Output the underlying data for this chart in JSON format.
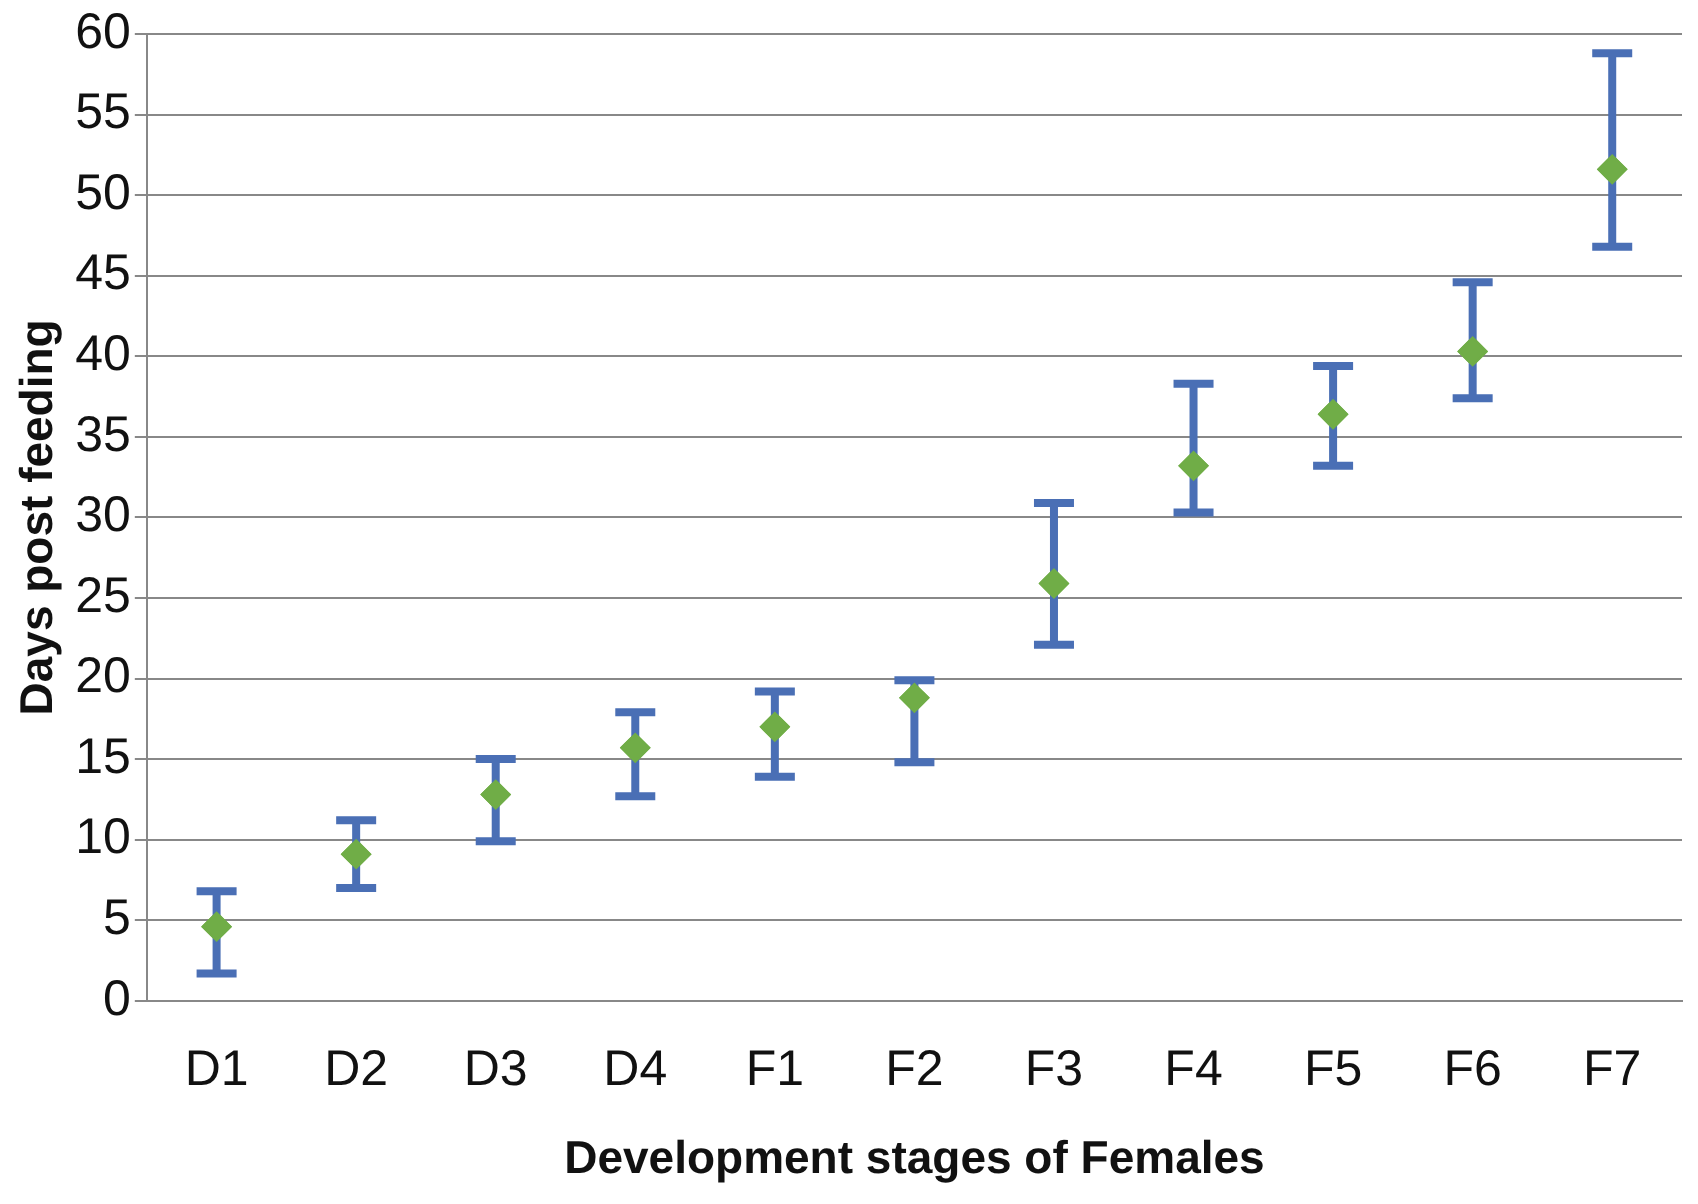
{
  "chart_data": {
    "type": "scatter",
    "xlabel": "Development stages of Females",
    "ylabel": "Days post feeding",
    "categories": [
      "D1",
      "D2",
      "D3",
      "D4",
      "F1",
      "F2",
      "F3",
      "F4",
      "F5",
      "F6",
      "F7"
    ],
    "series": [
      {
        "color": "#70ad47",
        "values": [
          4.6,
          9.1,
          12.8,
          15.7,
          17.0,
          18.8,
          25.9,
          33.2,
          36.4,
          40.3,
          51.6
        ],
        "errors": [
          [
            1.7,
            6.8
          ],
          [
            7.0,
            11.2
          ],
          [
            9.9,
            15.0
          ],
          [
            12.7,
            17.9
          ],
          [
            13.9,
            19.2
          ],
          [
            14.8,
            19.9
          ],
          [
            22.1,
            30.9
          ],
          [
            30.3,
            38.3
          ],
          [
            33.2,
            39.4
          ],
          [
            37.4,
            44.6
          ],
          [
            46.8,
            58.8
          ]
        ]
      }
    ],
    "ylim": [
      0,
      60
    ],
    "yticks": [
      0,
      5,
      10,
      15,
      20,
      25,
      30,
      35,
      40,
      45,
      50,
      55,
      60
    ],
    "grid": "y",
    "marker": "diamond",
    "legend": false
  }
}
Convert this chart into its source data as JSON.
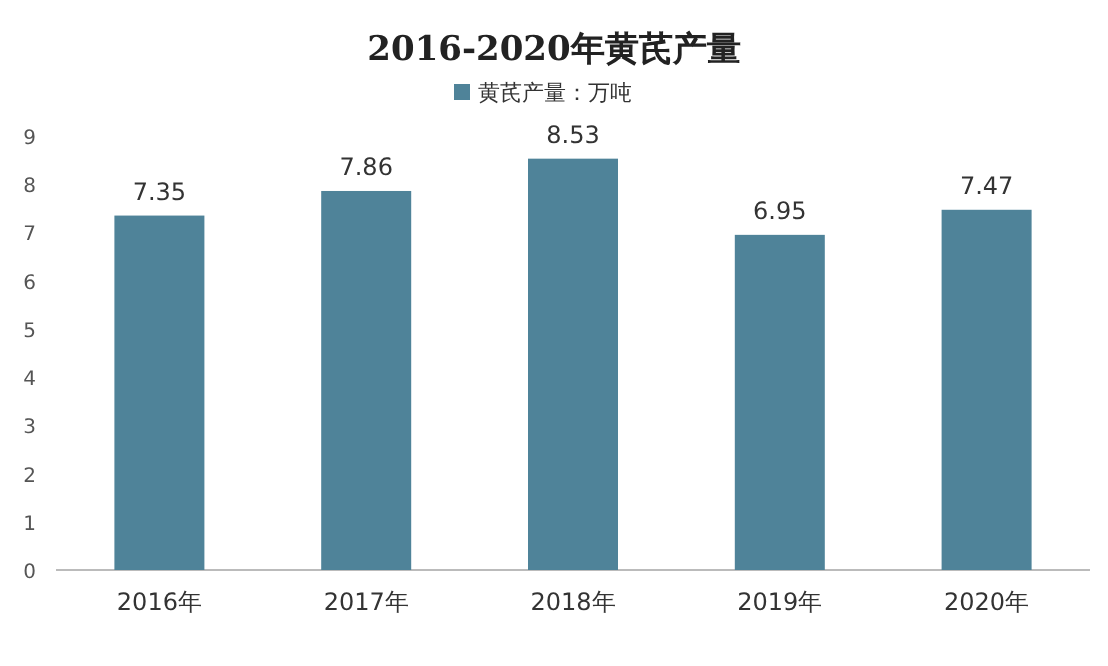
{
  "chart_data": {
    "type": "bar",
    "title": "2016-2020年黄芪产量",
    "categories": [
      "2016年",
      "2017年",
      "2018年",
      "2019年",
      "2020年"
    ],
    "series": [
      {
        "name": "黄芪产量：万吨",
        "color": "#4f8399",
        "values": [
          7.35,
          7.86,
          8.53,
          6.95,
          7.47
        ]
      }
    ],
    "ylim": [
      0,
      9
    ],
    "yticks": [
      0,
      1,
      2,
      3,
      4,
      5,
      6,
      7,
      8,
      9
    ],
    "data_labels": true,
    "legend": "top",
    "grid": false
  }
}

┄┄┄┄┄┄

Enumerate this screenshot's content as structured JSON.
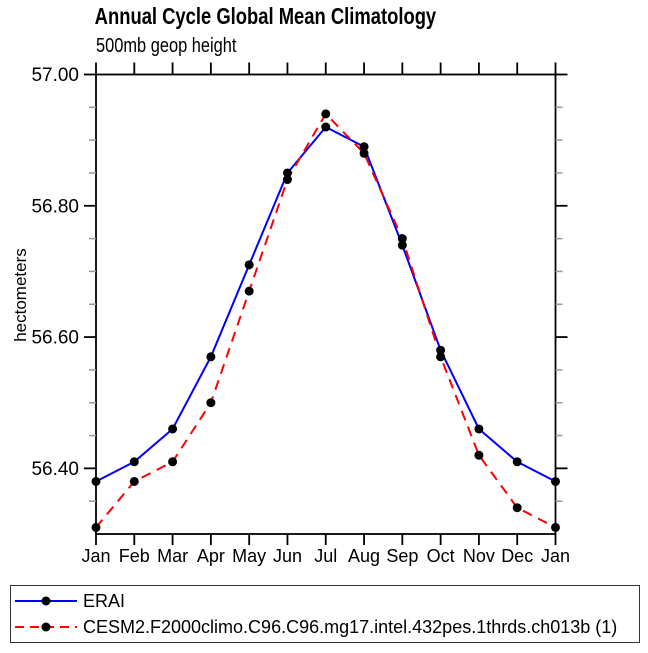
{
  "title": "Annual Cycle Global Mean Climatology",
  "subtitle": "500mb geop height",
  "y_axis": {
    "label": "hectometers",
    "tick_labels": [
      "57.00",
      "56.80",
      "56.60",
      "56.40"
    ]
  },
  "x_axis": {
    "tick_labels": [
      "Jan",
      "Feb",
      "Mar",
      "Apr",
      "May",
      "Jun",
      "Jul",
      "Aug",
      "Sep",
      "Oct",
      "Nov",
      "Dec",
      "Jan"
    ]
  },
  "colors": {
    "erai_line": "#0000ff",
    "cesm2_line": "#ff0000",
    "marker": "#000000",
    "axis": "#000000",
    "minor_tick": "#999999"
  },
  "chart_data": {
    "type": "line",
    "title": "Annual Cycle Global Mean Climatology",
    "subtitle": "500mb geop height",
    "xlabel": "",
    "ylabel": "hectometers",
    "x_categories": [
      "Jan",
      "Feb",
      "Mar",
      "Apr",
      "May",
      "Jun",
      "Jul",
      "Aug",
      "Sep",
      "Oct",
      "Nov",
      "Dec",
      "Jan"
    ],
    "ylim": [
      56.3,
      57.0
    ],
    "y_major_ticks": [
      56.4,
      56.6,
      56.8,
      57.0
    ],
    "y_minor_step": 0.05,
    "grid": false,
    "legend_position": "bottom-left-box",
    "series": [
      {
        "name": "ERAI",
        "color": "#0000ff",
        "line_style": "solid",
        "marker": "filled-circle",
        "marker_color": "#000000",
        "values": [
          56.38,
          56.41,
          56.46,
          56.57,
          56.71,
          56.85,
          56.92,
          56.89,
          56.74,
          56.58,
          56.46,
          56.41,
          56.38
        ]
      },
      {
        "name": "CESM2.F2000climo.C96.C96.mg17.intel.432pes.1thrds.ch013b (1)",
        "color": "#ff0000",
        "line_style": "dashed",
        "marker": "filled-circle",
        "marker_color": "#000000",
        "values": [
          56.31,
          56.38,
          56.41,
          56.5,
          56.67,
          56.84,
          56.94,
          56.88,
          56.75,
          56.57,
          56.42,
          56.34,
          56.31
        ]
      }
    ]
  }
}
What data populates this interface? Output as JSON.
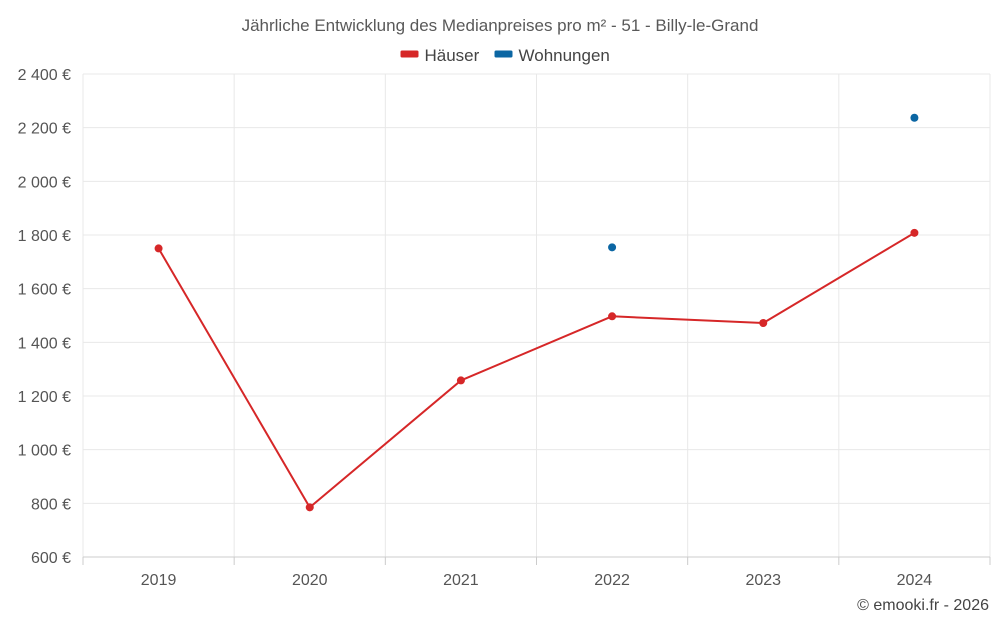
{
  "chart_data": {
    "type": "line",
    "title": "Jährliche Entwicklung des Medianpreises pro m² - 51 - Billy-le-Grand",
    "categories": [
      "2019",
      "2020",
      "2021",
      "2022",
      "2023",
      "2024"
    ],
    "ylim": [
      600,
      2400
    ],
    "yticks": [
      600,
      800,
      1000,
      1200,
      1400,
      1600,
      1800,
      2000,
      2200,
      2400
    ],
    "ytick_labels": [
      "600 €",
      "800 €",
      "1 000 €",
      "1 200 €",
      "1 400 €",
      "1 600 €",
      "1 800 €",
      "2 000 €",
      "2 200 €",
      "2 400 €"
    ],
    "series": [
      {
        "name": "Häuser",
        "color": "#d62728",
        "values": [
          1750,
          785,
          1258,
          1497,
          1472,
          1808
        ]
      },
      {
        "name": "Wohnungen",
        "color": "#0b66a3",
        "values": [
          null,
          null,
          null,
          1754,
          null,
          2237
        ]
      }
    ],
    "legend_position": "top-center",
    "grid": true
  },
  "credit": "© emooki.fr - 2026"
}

┄┄┄┄┄┄

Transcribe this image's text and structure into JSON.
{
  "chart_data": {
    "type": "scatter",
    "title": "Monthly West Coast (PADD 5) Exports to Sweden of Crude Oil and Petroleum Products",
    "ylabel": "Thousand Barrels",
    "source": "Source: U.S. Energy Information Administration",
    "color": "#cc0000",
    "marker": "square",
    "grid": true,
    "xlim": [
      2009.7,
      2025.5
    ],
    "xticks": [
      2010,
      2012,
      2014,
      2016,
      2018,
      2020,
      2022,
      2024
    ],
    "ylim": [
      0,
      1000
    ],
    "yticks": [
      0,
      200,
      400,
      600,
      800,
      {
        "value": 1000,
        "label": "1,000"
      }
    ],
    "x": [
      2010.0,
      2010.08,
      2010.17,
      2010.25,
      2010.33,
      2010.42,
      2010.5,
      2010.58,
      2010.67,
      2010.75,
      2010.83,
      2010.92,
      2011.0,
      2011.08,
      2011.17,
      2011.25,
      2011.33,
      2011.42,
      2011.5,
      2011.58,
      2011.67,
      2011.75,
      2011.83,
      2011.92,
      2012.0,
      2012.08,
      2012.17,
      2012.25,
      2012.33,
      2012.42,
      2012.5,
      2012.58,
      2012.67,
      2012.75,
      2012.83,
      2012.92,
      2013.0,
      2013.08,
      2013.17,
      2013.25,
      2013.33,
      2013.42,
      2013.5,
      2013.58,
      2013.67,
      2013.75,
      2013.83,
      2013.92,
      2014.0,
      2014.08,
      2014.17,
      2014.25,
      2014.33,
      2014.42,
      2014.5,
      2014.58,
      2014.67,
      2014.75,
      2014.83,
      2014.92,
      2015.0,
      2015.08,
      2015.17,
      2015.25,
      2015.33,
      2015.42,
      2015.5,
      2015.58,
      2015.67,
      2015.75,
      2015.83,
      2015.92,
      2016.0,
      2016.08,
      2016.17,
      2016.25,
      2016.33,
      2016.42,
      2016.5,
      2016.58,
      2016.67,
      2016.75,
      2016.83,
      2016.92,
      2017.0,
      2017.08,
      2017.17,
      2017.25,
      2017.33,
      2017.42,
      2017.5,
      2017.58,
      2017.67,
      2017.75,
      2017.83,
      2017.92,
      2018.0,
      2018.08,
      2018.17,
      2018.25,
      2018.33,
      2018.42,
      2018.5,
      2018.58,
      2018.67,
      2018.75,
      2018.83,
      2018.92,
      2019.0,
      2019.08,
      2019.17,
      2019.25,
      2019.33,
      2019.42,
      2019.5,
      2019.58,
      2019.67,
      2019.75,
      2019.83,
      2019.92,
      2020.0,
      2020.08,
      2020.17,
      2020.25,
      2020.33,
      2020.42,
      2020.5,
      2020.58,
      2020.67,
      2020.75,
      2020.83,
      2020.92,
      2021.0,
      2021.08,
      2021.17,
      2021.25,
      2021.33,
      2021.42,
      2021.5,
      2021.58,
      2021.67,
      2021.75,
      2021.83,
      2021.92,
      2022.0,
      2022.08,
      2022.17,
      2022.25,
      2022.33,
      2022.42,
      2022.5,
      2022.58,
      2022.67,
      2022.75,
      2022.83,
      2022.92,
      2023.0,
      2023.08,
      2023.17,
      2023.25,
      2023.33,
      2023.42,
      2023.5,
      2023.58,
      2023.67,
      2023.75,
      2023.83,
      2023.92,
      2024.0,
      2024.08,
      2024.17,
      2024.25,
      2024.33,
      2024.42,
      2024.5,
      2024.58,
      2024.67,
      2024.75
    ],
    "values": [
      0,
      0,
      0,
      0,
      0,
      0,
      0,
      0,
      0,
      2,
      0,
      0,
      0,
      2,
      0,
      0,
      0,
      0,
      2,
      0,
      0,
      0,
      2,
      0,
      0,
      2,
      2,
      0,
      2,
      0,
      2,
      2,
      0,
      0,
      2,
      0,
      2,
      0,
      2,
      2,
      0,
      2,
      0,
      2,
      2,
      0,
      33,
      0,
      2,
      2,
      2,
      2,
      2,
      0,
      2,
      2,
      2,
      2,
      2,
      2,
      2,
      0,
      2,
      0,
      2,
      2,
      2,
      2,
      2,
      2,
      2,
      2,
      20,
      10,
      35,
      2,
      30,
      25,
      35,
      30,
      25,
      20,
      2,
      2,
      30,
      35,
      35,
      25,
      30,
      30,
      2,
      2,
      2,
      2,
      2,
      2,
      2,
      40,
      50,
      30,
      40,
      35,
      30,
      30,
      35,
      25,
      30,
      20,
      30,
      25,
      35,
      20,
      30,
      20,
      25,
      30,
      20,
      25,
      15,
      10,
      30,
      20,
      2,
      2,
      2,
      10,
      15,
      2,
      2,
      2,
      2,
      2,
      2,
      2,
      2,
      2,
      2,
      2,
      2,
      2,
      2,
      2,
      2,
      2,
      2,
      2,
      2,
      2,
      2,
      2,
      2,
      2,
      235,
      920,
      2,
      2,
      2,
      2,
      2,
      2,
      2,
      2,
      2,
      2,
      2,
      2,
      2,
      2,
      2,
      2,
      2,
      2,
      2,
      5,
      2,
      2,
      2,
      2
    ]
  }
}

┄┄┄┄┄┄

:: WORK TO BE COMPLETED ::
How many lines of the data hold the string "ylabel"? Reply with the number alone.

:: THE REPLY ::
3